Recorded data

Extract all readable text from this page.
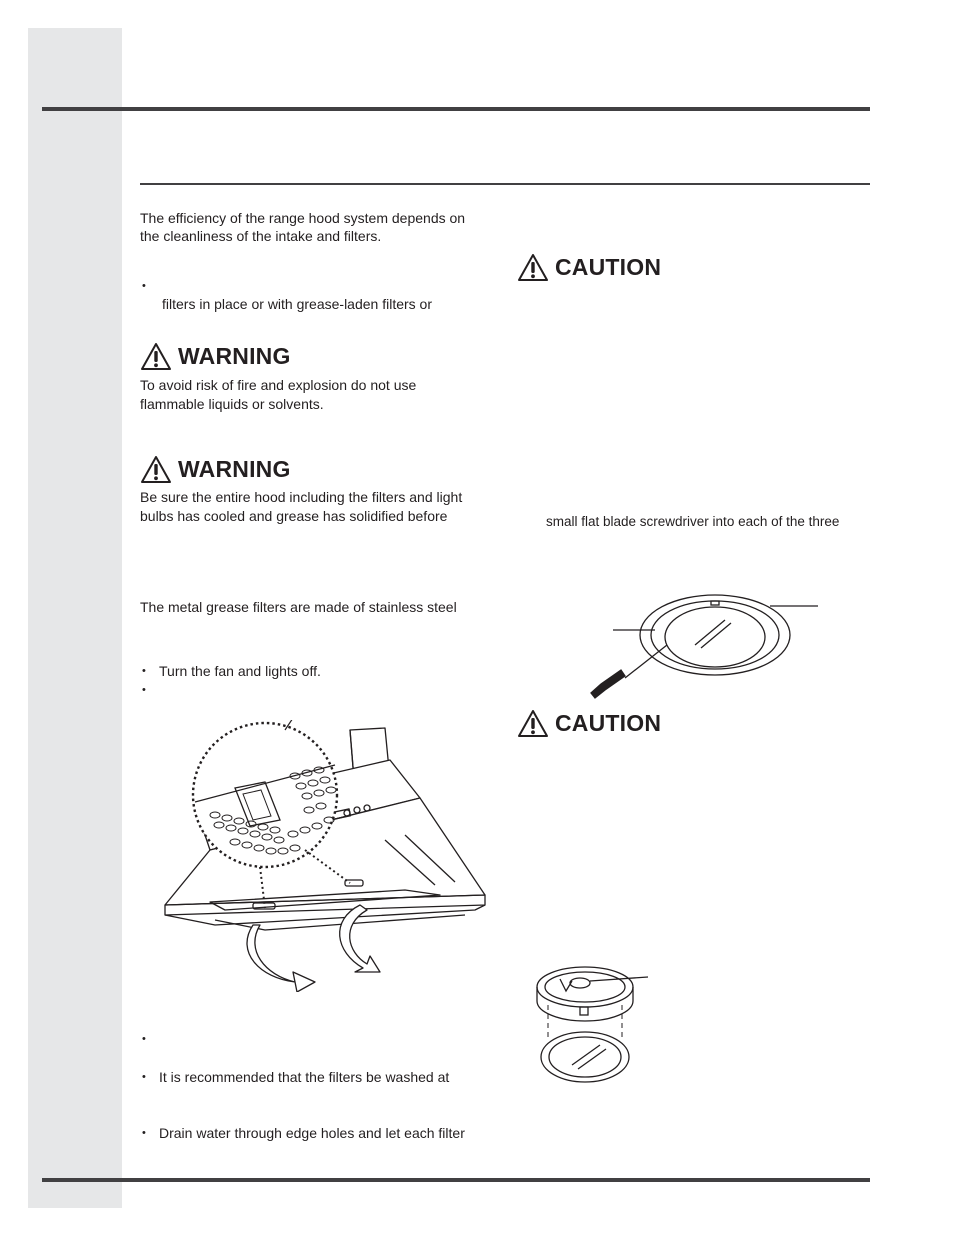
The efficiency of the range hood system depends on
the cleanliness of the intake and filters.
•
filters in place or with grease-laden filters or
WARNING
To avoid risk of fire and explosion do not use
flammable liquids or solvents.
WARNING
Be sure the entire hood including the filters and light
bulbs has cooled and grease has solidified before
The metal grease filters are made of stainless steel
• Turn the fan and lights off.
•
•
• It is recommended that the filters be washed at
• Drain water through edge holes and let each filter
CAUTION
small flat blade screwdriver into each of the three
CAUTION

## Instruction
Without the pictures, write out every entry precisely as it appears.

## Exercise response
Extract all readable text from this page.
The efficiency of the range hood system depends on
the cleanliness of the intake and filters.
•
filters in place or with grease-laden filters or
WARNING
To avoid risk of fire and explosion do not use
flammable liquids or solvents.
WARNING
Be sure the entire hood including the filters and light
bulbs has cooled and grease has solidified before
The metal grease filters are made of stainless steel
• Turn the fan and lights off.
•
•
• It is recommended that the filters be washed at
• Drain water through edge holes and let each filter
CAUTION
small flat blade screwdriver into each of the three
CAUTION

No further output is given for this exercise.